* Source material *
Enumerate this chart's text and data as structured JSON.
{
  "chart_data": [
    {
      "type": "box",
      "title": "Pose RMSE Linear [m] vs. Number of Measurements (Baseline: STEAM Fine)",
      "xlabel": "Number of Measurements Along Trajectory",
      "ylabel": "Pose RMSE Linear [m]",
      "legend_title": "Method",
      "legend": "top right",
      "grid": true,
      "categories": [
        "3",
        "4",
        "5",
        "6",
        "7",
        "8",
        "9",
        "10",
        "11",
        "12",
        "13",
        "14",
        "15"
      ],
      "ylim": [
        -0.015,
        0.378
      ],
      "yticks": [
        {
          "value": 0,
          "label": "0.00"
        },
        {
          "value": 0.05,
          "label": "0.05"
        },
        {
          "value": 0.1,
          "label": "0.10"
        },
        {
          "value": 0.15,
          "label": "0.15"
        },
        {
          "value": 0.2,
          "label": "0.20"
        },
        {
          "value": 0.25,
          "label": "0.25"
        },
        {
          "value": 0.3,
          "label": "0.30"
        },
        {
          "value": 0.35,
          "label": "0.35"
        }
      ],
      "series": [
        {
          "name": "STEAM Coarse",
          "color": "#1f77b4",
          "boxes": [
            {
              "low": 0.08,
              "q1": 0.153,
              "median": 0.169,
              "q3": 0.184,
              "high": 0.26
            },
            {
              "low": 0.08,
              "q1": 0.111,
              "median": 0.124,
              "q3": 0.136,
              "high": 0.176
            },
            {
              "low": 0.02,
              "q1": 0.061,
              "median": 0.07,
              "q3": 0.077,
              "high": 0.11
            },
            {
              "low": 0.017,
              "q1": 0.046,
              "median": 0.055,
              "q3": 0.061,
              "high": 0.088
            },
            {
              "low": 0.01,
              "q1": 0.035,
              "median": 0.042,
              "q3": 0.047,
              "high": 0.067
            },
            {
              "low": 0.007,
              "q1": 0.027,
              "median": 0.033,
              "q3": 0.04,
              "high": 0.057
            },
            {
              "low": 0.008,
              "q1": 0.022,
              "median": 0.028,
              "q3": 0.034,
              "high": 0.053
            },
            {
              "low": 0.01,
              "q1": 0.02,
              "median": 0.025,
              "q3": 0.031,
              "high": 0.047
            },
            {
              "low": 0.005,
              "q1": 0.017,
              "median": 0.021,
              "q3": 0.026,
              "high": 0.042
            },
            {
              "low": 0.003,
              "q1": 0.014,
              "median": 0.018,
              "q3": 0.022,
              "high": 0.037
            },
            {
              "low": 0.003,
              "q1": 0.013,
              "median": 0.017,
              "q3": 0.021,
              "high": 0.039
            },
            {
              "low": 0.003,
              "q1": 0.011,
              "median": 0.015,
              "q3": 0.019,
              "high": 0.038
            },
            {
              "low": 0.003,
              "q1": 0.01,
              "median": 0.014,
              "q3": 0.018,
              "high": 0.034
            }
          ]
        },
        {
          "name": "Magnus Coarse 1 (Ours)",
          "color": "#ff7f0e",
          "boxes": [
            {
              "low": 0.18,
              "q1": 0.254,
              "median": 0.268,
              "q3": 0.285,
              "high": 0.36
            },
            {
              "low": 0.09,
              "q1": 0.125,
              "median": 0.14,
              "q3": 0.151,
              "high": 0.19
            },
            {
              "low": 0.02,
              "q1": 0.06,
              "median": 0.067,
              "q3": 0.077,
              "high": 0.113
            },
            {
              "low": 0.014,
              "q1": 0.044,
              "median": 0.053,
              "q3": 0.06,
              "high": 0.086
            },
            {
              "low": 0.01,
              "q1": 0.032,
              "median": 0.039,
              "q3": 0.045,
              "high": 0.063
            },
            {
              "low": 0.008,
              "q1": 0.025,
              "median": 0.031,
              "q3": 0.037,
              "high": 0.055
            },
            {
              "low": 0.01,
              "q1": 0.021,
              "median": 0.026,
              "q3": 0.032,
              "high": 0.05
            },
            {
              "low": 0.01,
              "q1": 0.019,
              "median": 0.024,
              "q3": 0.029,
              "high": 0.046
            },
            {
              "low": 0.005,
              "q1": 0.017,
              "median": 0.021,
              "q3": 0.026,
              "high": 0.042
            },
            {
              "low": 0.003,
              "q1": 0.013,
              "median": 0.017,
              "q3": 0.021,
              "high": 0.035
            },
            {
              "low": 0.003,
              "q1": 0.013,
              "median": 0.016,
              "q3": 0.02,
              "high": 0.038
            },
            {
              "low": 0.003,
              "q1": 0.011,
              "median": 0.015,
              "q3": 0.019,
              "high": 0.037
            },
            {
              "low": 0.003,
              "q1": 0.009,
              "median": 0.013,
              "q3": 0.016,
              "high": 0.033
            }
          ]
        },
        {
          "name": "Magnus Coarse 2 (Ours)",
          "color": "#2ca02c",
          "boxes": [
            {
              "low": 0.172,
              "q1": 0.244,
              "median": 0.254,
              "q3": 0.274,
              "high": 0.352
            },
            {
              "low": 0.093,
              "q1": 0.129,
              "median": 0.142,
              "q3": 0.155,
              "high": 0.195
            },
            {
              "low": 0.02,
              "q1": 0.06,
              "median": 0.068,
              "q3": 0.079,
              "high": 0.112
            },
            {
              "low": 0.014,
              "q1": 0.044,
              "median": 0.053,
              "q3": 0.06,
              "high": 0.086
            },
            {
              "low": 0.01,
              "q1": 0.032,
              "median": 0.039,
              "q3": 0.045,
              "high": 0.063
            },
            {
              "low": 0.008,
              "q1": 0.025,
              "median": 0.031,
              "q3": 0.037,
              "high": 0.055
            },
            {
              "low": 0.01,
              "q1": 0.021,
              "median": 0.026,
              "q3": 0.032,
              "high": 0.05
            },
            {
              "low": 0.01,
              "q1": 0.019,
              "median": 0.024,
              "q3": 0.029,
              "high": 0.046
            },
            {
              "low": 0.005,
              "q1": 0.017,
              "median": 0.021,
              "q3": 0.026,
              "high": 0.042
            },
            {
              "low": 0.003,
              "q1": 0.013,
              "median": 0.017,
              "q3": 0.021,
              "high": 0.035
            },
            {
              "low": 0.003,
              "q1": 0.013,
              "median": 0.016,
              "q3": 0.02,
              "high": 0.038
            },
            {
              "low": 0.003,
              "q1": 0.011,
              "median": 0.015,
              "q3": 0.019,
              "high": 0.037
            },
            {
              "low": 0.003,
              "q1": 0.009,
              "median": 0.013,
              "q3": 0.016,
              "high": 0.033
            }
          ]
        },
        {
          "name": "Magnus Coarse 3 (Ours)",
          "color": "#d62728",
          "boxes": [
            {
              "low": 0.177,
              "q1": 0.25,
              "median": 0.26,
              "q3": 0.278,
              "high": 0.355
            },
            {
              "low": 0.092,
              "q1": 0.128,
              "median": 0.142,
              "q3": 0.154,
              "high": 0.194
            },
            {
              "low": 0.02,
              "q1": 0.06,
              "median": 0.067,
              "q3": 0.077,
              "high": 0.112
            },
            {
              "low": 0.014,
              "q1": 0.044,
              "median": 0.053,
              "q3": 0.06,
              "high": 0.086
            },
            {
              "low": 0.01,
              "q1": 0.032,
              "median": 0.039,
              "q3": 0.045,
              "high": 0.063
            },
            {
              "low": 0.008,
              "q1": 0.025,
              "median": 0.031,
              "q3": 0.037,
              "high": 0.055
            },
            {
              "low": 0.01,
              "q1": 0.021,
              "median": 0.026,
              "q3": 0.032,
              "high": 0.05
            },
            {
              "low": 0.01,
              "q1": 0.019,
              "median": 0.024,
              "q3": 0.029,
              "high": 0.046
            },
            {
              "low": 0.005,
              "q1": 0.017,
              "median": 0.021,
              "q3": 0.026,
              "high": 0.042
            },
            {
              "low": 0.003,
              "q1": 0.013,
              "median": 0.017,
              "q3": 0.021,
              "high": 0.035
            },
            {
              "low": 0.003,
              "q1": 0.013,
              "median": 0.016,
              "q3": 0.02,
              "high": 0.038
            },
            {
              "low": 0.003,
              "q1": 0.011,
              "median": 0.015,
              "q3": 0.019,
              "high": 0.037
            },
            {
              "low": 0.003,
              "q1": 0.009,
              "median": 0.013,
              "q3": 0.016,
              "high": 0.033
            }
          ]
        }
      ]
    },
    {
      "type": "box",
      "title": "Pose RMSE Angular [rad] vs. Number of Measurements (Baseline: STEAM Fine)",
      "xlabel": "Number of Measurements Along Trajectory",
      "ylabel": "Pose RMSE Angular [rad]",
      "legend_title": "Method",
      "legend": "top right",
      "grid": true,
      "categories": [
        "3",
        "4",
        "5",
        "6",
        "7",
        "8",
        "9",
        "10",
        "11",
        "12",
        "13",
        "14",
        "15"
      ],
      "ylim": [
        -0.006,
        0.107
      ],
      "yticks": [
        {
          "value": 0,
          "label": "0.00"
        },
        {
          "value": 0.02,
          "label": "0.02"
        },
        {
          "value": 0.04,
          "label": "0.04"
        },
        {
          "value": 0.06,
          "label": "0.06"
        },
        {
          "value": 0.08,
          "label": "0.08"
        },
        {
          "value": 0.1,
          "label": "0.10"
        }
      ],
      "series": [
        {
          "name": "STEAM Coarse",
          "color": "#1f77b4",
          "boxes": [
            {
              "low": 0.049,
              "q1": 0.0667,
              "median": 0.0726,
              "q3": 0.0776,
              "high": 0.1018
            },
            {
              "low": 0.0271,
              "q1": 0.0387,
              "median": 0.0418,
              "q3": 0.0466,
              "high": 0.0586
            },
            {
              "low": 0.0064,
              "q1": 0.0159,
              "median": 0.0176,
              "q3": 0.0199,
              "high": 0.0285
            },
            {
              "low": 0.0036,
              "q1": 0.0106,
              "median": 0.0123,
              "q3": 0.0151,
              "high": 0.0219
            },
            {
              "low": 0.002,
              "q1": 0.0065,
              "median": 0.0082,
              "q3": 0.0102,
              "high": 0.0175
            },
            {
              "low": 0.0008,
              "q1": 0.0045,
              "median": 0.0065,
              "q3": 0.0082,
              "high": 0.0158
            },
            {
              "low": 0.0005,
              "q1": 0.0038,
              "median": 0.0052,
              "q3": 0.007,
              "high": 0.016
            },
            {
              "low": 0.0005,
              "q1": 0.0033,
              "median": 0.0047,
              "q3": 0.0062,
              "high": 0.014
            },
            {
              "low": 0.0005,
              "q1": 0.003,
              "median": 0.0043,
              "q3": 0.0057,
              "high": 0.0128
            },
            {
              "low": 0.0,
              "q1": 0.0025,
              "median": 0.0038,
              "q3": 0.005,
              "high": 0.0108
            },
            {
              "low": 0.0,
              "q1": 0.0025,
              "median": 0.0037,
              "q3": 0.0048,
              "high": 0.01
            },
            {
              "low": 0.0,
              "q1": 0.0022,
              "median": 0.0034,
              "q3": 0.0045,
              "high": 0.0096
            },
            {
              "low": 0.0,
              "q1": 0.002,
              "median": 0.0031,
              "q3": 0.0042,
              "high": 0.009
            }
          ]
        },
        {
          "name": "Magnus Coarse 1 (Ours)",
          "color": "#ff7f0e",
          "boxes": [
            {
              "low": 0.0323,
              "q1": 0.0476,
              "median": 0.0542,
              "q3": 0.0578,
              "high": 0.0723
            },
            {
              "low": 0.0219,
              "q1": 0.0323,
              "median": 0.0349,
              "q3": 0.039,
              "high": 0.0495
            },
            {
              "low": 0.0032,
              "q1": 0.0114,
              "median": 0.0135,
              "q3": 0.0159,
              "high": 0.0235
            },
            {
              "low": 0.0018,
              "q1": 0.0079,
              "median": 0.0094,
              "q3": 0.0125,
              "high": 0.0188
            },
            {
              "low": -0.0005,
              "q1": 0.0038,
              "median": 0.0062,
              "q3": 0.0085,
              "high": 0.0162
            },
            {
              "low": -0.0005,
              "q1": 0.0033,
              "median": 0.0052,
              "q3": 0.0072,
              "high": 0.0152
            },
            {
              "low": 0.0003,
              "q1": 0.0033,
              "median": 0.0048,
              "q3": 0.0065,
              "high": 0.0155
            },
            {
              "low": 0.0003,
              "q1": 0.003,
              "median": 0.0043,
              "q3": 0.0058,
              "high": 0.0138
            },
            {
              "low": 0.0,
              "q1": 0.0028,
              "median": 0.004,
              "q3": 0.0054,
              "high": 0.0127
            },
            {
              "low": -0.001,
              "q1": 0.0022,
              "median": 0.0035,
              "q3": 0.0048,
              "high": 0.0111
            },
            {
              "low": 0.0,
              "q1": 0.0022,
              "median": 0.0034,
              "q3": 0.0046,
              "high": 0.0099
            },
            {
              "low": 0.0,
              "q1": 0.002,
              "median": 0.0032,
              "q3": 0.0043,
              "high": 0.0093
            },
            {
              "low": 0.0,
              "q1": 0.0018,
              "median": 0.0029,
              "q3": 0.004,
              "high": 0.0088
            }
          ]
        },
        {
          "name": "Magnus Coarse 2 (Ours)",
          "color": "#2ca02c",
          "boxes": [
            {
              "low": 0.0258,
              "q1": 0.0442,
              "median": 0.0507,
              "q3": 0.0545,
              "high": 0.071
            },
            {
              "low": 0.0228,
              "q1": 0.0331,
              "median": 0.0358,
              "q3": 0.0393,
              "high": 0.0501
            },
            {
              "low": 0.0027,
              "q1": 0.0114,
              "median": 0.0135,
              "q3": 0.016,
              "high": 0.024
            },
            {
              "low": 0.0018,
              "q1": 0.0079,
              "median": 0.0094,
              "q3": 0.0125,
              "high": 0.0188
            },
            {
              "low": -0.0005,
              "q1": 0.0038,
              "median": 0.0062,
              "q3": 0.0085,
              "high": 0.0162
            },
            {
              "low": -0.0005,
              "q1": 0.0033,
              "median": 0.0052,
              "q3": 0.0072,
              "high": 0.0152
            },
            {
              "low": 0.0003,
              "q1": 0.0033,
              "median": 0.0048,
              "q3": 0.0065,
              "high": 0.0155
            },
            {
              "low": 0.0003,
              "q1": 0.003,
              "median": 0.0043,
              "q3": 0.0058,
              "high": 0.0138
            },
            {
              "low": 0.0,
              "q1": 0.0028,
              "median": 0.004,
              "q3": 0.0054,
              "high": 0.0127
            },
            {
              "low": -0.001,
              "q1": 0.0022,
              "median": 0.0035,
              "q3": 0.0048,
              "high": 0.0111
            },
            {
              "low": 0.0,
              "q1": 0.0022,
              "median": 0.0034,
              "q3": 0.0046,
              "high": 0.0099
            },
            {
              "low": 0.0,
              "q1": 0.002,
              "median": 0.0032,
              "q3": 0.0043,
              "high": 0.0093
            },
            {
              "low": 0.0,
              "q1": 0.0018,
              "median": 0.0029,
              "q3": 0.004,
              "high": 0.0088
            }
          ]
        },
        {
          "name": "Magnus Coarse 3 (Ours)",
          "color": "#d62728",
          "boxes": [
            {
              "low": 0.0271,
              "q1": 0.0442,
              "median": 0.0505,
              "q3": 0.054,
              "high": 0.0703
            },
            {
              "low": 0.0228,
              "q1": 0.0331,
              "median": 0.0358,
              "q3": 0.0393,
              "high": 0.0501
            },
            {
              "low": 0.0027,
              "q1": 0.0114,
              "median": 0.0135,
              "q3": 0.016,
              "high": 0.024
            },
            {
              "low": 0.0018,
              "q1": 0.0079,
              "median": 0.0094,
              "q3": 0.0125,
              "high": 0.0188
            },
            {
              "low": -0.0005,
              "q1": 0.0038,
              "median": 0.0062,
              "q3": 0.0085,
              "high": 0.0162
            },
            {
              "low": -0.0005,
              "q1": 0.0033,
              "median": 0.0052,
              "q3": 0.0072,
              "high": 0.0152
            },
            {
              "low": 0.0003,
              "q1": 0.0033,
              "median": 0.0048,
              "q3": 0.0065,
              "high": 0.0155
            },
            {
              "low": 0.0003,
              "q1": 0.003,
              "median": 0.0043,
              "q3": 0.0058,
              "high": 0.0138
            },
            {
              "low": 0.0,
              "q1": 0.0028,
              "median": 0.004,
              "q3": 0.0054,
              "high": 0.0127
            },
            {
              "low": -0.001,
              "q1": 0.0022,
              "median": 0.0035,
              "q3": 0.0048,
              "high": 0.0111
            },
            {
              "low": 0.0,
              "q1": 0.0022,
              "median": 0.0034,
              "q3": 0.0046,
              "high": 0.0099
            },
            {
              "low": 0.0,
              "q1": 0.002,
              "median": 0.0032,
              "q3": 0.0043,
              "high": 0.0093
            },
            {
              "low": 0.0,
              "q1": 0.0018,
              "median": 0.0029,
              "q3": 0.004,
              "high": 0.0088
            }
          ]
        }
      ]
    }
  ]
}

* Task prompt *
Look for the word "RMSE" and return every line where it occurs.

* Reply to the exercise *
      "title": "Pose RMSE Linear [m] vs. Number of Measurements (Baseline: STEAM Fine)",
      "ylabel": "Pose RMSE Linear [m]",
      "title": "Pose RMSE Angular [rad] vs. Number of Measurements (Baseline: STEAM Fine)",
      "ylabel": "Pose RMSE Angular [rad]",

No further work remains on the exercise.